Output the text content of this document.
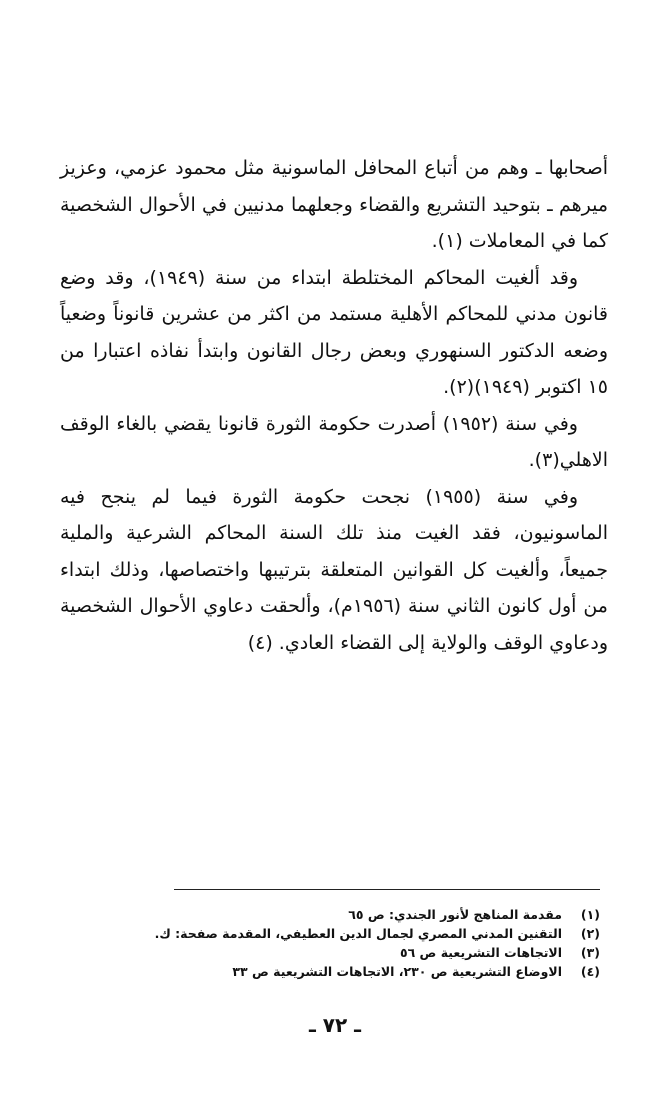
أصحابها ـ وهم من أتباع المحافل الماسونية مثل محمود عزمي، وعزيز ميرهم ـ بتوحيد التشريع والقضاء وجعلهما مدنيين في الأحوال الشخصية كما في المعاملات (١).

وقد ألغيت المحاكم المختلطة ابتداء من سنة (١٩٤٩)، وقد وضع قانون مدني للمحاكم الأهلية مستمد من اكثر من عشرين قانوناً وضعياً وضعه الدكتور السنهوري وبعض رجال القانون وابتدأ نفاذه اعتبارا من ١٥ اكتوبر (١٩٤٩)(٢).

وفي سنة (١٩٥٢) أصدرت حكومة الثورة قانونا يقضي بالغاء الوقف الاهلي(٣).

وفي سنة (١٩٥٥) نجحت حكومة الثورة فيما لم ينجح فيه الماسونيون، فقد الغيت منذ تلك السنة المحاكم الشرعية والملية جميعاً، وألغيت كل القوانين المتعلقة بترتيبها واختصاصها، وذلك ابتداء من أول كانون الثاني سنة (١٩٥٦م)، وألحقت دعاوي الأحوال الشخصية ودعاوي الوقف والولاية إلى القضاء العادي. (٤)

(١)
مقدمة المناهج لأنور الجندي: ص ٦٥
(٢)
التقنين المدني المصري لجمال الدين العطيفي، المقدمة صفحة: ك.
(٣)
الاتجاهات التشريعية ص ٥٦
(٤)
الاوضاع التشريعية ص ٢٣٠، الاتجاهات التشريعية ص ٣٣
ـ ٧٢ ـ
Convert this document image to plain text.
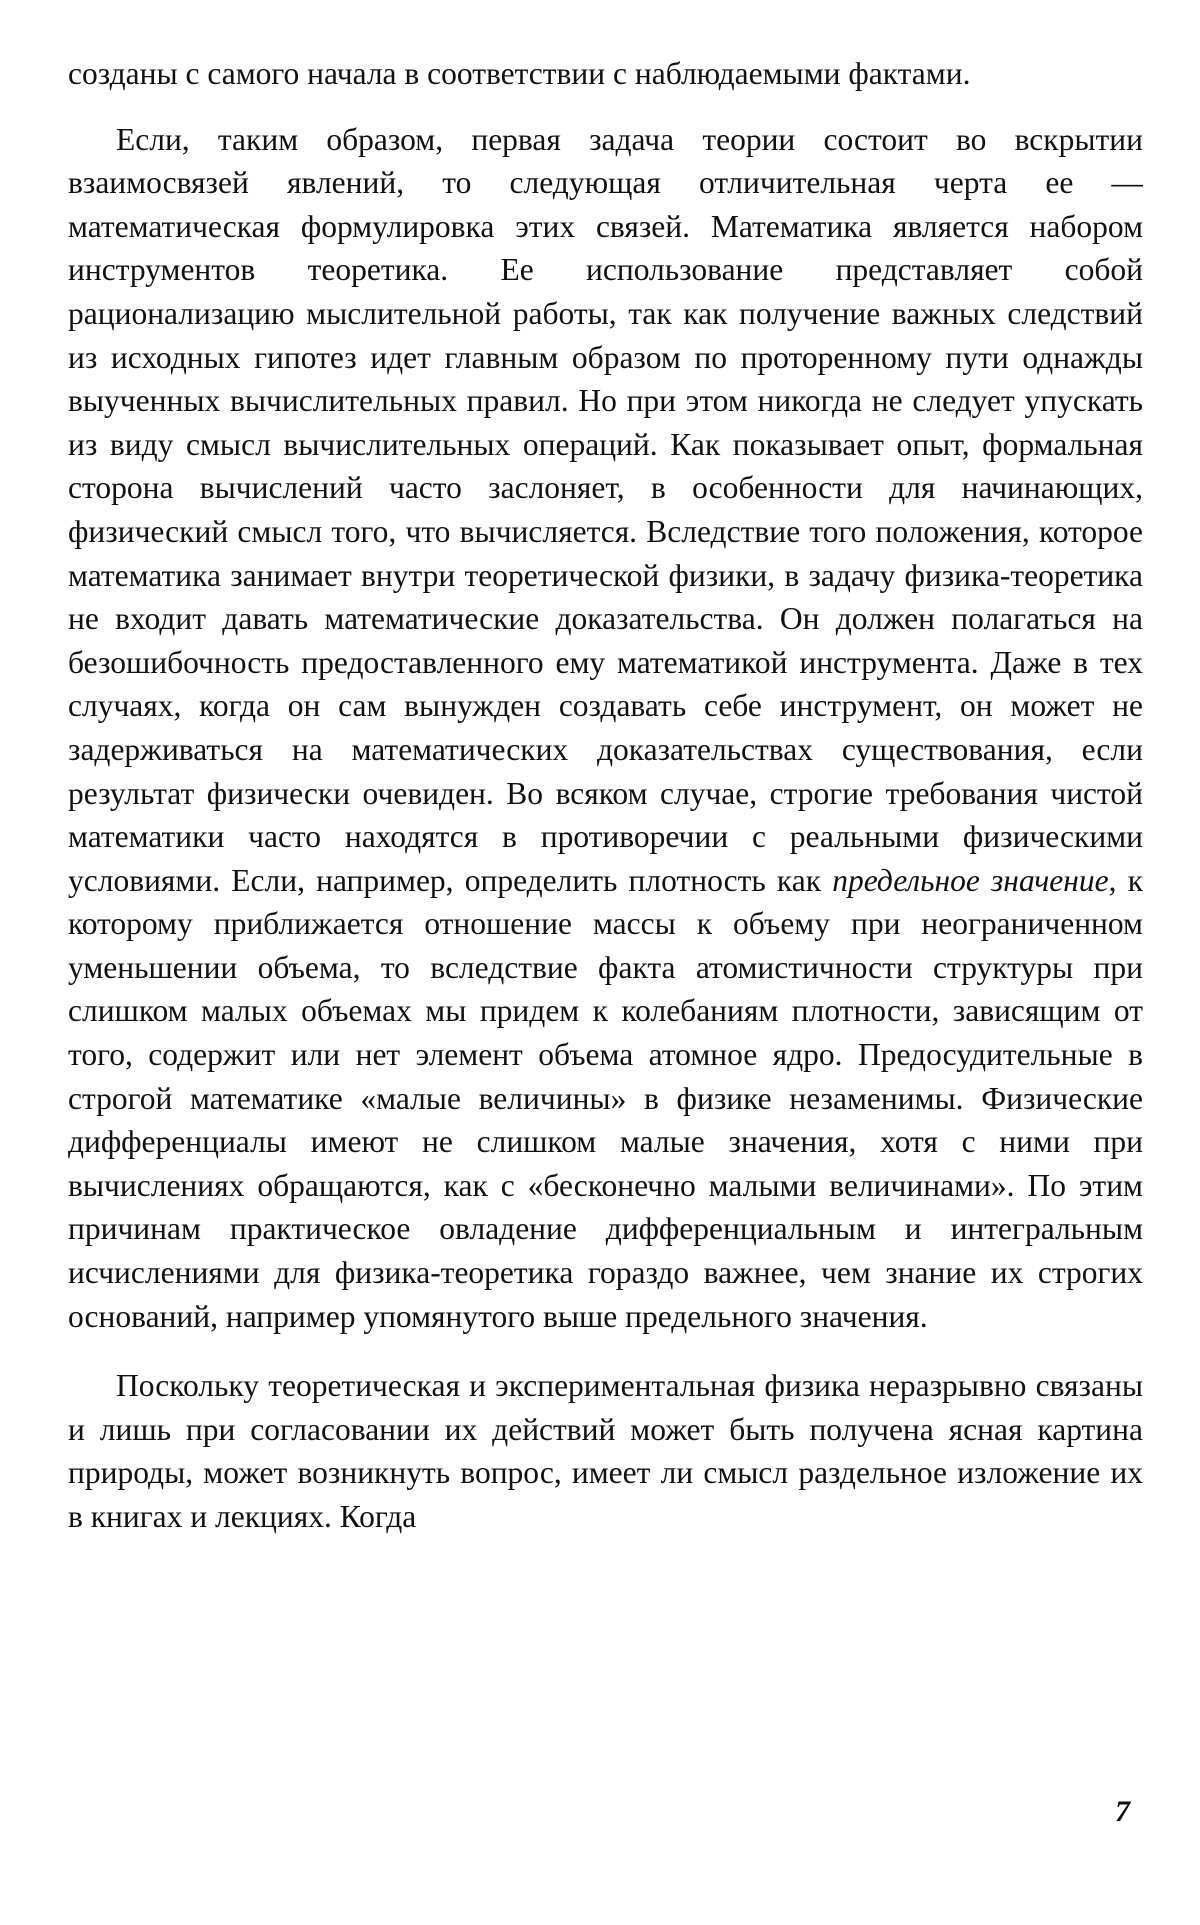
созданы с самого начала в соответствии с наблюдаемыми фактами.

Если, таким образом, первая задача теории состоит во вскрытии взаимосвязей явлений, то следующая отличительная черта ее — математическая формулировка этих связей. Математика является набором инструментов теоретика. Ее использование представляет собой рационализацию мыслительной работы, так как получение важных следствий из исходных гипотез идет главным образом по проторенному пути однажды выученных вычислительных правил. Но при этом никогда не следует упускать из виду смысл вычислительных операций. Как показывает опыт, формальная сторона вычислений часто заслоняет, в особенности для начинающих, физический смысл того, что вычисляется. Вследствие того положения, которое математика занимает внутри теоретической физики, в задачу физика-теоретика не входит давать математические доказательства. Он должен полагаться на безошибочность предоставленного ему математикой инструмента. Даже в тех случаях, когда он сам вынужден создавать себе инструмент, он может не задерживаться на математических доказательствах существования, если результат физически очевиден. Во всяком случае, строгие требования чистой математики часто находятся в противоречии с реальными физическими условиями. Если, например, определить плотность как предельное значение, к которому приближается отношение массы к объему при неограниченном уменьшении объема, то вследствие факта атомистичности структуры при слишком малых объемах мы придем к колебаниям плотности, зависящим от того, содержит или нет элемент объема атомное ядро. Предосудительные в строгой математике «малые величины» в физике незаменимы. Физические дифференциалы имеют не слишком малые значения, хотя с ними при вычислениях обращаются, как с «бесконечно малыми величинами». По этим причинам практическое овладение дифференциальным и интегральным исчислениями для физика-теоретика гораздо важнее, чем знание их строгих оснований, например упомянутого выше предельного значения.

Поскольку теоретическая и экспериментальная физика неразрывно связаны и лишь при согласовании их действий может быть получена ясная картина природы, может возникнуть вопрос, имеет ли смысл раздельное изложение их в книгах и лекциях. Когда

7
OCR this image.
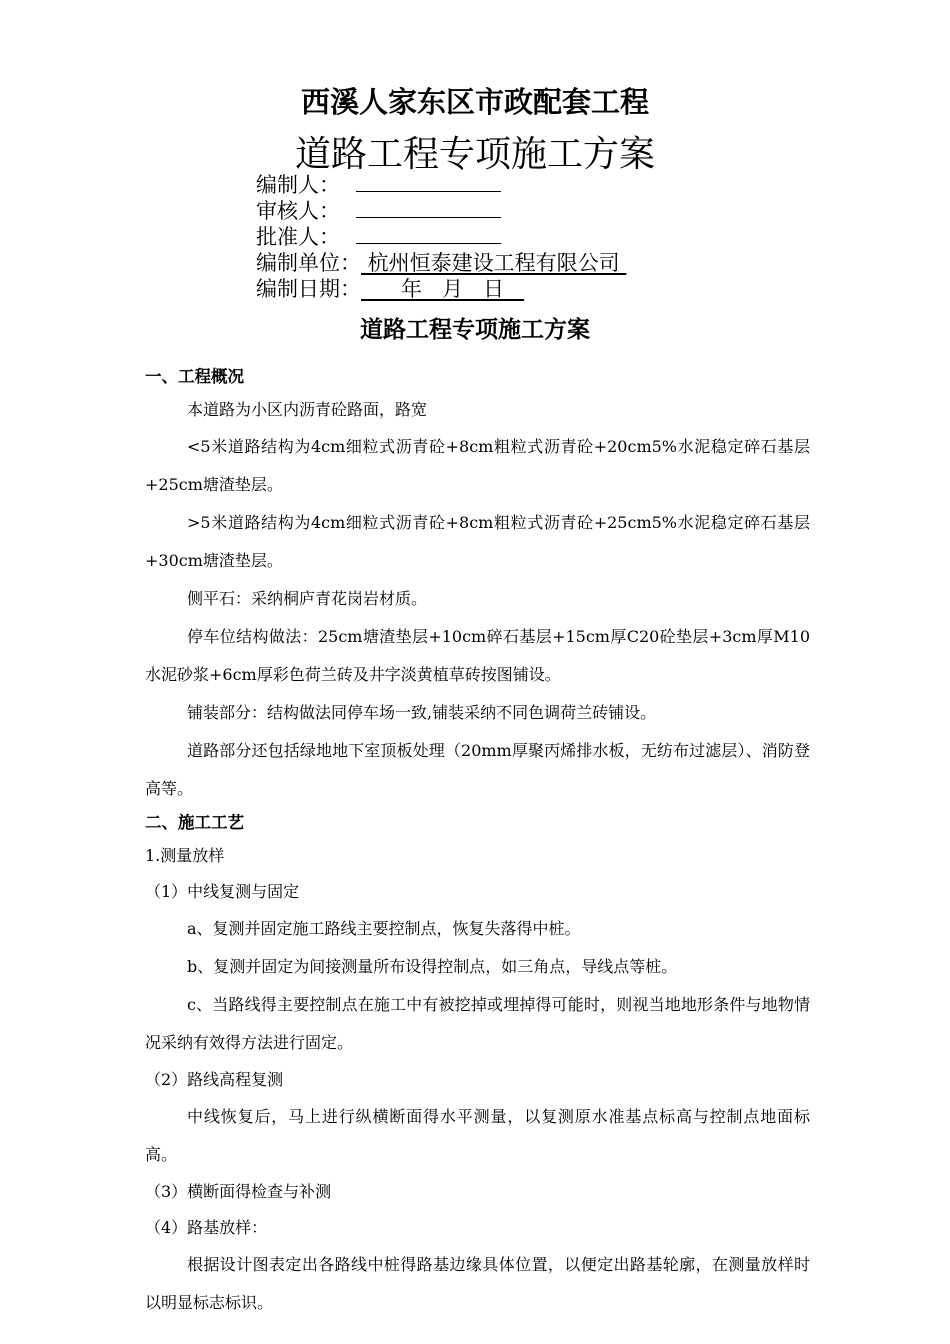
西溪人家东区市政配套工程
道路工程专项施工方案
编制人：
审核人：
批准人：
编制单位： 杭州恒泰建设工程有限公司
编制日期：      年   月   日
道路工程专项施工方案
一、工程概况
本道路为小区内沥青砼路面，路宽
<5米道路结构为4cm细粒式沥青砼+8cm粗粒式沥青砼+20cm5%水泥稳定碎石基层+25cm塘渣垫层。
>5米道路结构为4cm细粒式沥青砼+8cm粗粒式沥青砼+25cm5%水泥稳定碎石基层+30cm塘渣垫层。
侧平石：采纳桐庐青花岗岩材质。
停车位结构做法：25cm塘渣垫层+10cm碎石基层+15cm厚C20砼垫层+3cm厚M10水泥砂浆+6cm厚彩色荷兰砖及井字淡黄植草砖按图铺设。
铺装部分：结构做法同停车场一致,铺装采纳不同色调荷兰砖铺设。
道路部分还包括绿地地下室顶板处理（20mm厚聚丙烯排水板，无纺布过滤层）、消防登高等。
二、施工工艺
1.测量放样
（1）中线复测与固定
a、复测并固定施工路线主要控制点，恢复失落得中桩。
b、复测并固定为间接测量所布设得控制点，如三角点，导线点等桩。
c、当路线得主要控制点在施工中有被挖掉或埋掉得可能时，则视当地地形条件与地物情况采纳有效得方法进行固定。
（2）路线高程复测
中线恢复后，马上进行纵横断面得水平测量，以复测原水准基点标高与控制点地面标高。
（3）横断面得检查与补测
（4）路基放样：
根据设计图表定出各路线中桩得路基边缘具体位置，以便定出路基轮廓，在测量放样时以明显标志标识。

Exercise goal
Using the listing above, show every line that includes the string "قانونا".

Answer to this task
وقد ألغيت المحاكم المختلطة ابتداء من سنة (١٩٤٩)، وقد وضع قانون مدني للمحاكم الأهلية مستمد من اكثر من عشرين قانوناً وضعياً وضعه الدكتور السنهوري وبعض رجال القانون وابتدأ نفاذه اعتبارا من ١٥ اكتوبر (١٩٤٩)(٢).
وفي سنة (١٩٥٢) أصدرت حكومة الثورة قانونا يقضي بالغاء الوقف الاهلي(٣).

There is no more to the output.